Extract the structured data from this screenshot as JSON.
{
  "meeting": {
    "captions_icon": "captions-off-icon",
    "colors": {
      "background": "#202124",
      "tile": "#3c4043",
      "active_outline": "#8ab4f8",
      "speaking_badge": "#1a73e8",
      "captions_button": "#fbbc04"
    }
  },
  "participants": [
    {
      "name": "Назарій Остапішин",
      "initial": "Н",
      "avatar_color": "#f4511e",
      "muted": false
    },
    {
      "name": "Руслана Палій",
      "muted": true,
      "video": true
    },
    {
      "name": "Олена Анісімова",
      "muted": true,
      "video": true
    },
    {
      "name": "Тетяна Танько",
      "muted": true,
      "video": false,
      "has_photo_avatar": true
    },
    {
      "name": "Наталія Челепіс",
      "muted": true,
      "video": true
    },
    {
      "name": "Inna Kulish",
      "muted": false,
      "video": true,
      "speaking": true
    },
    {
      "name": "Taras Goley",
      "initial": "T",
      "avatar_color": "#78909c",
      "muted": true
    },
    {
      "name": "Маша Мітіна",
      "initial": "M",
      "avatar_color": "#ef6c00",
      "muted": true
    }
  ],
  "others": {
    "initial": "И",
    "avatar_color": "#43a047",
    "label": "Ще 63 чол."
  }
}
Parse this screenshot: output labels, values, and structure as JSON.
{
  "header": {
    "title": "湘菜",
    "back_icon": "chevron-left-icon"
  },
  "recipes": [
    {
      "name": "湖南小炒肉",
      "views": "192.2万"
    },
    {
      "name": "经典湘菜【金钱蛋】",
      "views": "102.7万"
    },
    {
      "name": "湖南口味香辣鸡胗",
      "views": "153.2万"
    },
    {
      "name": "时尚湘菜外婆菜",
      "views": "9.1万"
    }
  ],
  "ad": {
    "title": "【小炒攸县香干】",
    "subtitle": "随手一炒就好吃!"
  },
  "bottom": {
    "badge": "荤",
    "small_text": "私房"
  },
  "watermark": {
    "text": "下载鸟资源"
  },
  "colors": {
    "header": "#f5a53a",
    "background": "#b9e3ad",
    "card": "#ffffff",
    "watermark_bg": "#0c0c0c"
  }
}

## DESCRIPTION OF THE TASK
Restate all of the entries above precisely.

## FULL SOLUTION
Extract the structured data from this screenshot as JSON.
{
  "meeting": {
    "captions_icon": "captions-off-icon",
    "colors": {
      "background": "#202124",
      "tile": "#3c4043",
      "active_outline": "#8ab4f8",
      "speaking_badge": "#1a73e8",
      "captions_button": "#fbbc04"
    }
  },
  "participants": [
    {
      "name": "Назарій Остапішин",
      "initial": "Н",
      "avatar_color": "#f4511e",
      "muted": false
    },
    {
      "name": "Руслана Палій",
      "muted": true,
      "video": true
    },
    {
      "name": "Олена Анісімова",
      "muted": true,
      "video": true
    },
    {
      "name": "Тетяна Танько",
      "muted": true,
      "video": false,
      "has_photo_avatar": true
    },
    {
      "name": "Наталія Челепіс",
      "muted": true,
      "video": true
    },
    {
      "name": "Inna Kulish",
      "muted": false,
      "video": true,
      "speaking": true
    },
    {
      "name": "Taras Goley",
      "initial": "T",
      "avatar_color": "#78909c",
      "muted": true
    },
    {
      "name": "Маша Мітіна",
      "initial": "M",
      "avatar_color": "#ef6c00",
      "muted": true
    }
  ],
  "others": {
    "initial": "И",
    "avatar_color": "#43a047",
    "label": "Ще 63 чол."
  }
}
Parse this screenshot: output labels, values, and structure as JSON.
{
  "header": {
    "title": "湘菜",
    "back_icon": "chevron-left-icon"
  },
  "recipes": [
    {
      "name": "湖南小炒肉",
      "views": "192.2万"
    },
    {
      "name": "经典湘菜【金钱蛋】",
      "views": "102.7万"
    },
    {
      "name": "湖南口味香辣鸡胗",
      "views": "153.2万"
    },
    {
      "name": "时尚湘菜外婆菜",
      "views": "9.1万"
    }
  ],
  "ad": {
    "title": "【小炒攸县香干】",
    "subtitle": "随手一炒就好吃!"
  },
  "bottom": {
    "badge": "荤",
    "small_text": "私房"
  },
  "watermark": {
    "text": "下载鸟资源"
  },
  "colors": {
    "header": "#f5a53a",
    "background": "#b9e3ad",
    "card": "#ffffff",
    "watermark_bg": "#0c0c0c"
  }
}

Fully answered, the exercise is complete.